Dataset items:
————————

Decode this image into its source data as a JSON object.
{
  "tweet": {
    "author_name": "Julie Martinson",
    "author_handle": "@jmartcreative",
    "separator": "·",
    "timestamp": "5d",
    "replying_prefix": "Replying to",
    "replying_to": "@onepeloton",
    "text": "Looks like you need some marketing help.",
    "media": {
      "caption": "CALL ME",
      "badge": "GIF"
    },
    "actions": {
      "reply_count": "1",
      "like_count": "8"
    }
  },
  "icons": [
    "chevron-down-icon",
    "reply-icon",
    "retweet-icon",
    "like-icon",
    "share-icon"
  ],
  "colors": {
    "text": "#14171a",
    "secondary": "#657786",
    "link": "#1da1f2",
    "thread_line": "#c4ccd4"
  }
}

————————

WORK INSTRUCTIONS:
Copy out each line exactly as written.

THE SOLUTION:
Decode this image into its source data as a JSON object.
{
  "tweet": {
    "author_name": "Julie Martinson",
    "author_handle": "@jmartcreative",
    "separator": "·",
    "timestamp": "5d",
    "replying_prefix": "Replying to",
    "replying_to": "@onepeloton",
    "text": "Looks like you need some marketing help.",
    "media": {
      "caption": "CALL ME",
      "badge": "GIF"
    },
    "actions": {
      "reply_count": "1",
      "like_count": "8"
    }
  },
  "icons": [
    "chevron-down-icon",
    "reply-icon",
    "retweet-icon",
    "like-icon",
    "share-icon"
  ],
  "colors": {
    "text": "#14171a",
    "secondary": "#657786",
    "link": "#1da1f2",
    "thread_line": "#c4ccd4"
  }
}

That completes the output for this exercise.